#### [Your goal]
Write out the part of the rows below that opens with the very first line and closes with the line containing "calendar-cell: 14Sunrise: 5:23". Include both ends and leave every line unchanged.

#### [Record extracts]
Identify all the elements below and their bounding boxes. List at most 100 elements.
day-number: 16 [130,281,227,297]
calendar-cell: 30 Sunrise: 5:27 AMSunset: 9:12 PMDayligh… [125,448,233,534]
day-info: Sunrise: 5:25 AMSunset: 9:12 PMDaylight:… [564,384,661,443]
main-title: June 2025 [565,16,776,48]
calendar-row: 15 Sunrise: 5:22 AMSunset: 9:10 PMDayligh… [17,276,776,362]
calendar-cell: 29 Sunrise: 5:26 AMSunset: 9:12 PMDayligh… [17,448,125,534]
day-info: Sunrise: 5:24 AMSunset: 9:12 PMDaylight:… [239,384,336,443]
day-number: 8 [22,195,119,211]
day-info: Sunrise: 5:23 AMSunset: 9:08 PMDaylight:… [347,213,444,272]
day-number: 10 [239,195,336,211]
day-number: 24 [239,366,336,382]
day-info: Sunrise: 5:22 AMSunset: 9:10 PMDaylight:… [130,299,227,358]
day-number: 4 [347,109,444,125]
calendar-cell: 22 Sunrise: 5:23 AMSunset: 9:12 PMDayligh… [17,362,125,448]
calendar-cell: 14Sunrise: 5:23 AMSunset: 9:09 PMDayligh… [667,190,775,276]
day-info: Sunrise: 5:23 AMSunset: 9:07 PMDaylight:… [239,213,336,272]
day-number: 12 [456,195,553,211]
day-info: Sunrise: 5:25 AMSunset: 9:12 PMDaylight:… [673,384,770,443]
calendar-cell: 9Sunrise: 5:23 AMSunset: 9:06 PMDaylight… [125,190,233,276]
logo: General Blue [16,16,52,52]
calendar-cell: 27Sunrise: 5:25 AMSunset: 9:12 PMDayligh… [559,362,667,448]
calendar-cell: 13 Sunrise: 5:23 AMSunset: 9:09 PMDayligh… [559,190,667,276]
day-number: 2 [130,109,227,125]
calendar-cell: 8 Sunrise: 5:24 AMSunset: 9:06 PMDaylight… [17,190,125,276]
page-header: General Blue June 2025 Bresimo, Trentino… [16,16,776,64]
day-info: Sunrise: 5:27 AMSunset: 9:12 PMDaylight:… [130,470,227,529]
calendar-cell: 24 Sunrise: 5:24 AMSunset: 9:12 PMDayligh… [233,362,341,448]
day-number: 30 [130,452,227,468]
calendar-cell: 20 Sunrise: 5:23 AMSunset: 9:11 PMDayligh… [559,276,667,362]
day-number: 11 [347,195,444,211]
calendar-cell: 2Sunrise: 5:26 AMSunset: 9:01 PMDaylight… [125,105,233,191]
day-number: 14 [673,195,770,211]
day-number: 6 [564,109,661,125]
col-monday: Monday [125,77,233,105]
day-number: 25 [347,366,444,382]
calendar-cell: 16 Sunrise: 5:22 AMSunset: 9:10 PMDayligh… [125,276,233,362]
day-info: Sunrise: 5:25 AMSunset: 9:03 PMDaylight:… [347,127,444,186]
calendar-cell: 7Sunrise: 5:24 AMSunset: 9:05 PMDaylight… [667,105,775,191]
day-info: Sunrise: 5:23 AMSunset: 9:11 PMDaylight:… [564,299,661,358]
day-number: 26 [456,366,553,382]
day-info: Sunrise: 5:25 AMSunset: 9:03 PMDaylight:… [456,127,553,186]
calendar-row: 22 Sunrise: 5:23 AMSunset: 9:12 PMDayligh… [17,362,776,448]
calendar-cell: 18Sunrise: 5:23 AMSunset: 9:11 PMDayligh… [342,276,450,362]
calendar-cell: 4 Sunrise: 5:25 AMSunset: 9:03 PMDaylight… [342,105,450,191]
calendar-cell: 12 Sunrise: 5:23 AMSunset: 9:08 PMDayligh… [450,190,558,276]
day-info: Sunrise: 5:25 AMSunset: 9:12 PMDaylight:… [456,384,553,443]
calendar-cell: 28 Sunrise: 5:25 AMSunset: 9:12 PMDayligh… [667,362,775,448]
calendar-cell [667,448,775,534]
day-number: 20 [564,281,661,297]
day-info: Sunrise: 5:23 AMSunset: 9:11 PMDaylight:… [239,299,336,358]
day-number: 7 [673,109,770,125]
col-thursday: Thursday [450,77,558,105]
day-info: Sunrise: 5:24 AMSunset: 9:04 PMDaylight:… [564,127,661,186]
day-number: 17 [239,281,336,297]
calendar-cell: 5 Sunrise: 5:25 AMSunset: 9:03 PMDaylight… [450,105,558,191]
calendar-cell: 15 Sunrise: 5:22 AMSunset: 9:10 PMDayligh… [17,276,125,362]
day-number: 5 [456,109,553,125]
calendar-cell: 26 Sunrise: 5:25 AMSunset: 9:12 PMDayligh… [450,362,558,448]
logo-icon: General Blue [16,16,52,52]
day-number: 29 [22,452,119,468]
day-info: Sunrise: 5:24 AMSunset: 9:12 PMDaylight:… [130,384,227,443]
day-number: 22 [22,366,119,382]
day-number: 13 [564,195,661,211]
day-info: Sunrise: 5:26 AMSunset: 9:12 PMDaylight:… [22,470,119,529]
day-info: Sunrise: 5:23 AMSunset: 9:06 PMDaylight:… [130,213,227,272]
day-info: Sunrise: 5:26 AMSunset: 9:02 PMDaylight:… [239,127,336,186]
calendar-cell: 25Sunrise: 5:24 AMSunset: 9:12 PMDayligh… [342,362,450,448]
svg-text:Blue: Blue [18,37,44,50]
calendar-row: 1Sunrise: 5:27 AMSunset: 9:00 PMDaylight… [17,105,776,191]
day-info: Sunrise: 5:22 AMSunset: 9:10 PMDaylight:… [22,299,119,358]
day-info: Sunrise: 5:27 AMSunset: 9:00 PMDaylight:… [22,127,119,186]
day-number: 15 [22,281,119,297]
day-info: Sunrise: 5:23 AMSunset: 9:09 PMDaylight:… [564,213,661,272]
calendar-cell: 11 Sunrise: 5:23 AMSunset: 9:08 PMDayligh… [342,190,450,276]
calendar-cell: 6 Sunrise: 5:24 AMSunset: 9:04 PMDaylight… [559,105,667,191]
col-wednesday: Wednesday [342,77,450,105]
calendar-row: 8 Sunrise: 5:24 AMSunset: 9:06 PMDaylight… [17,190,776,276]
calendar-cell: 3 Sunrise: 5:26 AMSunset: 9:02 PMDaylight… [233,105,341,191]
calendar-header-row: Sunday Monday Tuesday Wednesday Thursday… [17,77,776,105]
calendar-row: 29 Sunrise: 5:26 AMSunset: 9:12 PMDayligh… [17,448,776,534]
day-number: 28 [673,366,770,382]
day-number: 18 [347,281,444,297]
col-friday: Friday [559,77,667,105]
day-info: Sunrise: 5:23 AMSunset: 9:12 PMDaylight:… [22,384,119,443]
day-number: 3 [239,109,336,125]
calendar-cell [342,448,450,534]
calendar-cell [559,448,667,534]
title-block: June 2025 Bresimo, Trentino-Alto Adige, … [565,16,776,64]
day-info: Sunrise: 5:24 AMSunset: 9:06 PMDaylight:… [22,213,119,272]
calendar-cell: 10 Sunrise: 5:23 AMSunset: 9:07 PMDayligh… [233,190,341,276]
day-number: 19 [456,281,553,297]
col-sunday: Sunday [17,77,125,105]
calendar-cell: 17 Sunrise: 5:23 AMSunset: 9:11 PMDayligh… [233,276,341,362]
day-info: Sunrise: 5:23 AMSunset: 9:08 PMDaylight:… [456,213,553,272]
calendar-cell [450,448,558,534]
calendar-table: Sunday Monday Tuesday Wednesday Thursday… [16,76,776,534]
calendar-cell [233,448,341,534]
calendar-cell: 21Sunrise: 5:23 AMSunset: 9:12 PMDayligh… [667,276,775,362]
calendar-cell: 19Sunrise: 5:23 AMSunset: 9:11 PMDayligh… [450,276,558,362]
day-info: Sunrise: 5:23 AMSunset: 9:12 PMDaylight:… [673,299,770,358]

#### [Solution to this problem]
Identify all the elements below and their bounding boxes. List at most 100 elements.
day-number: 16 [130,281,227,297]
calendar-cell: 30 Sunrise: 5:27 AMSunset: 9:12 PMDayligh… [125,448,233,534]
day-info: Sunrise: 5:25 AMSunset: 9:12 PMDaylight:… [564,384,661,443]
main-title: June 2025 [565,16,776,48]
calendar-row: 15 Sunrise: 5:22 AMSunset: 9:10 PMDayligh… [17,276,776,362]
calendar-cell: 29 Sunrise: 5:26 AMSunset: 9:12 PMDayligh… [17,448,125,534]
day-info: Sunrise: 5:24 AMSunset: 9:12 PMDaylight:… [239,384,336,443]
day-number: 8 [22,195,119,211]
day-info: Sunrise: 5:23 AMSunset: 9:08 PMDaylight:… [347,213,444,272]
day-number: 10 [239,195,336,211]
day-number: 24 [239,366,336,382]
day-info: Sunrise: 5:22 AMSunset: 9:10 PMDaylight:… [130,299,227,358]
day-number: 4 [347,109,444,125]
calendar-cell: 22 Sunrise: 5:23 AMSunset: 9:12 PMDayligh… [17,362,125,448]
calendar-cell: 14Sunrise: 5:23 AMSunset: 9:09 PMDayligh… [667,190,775,276]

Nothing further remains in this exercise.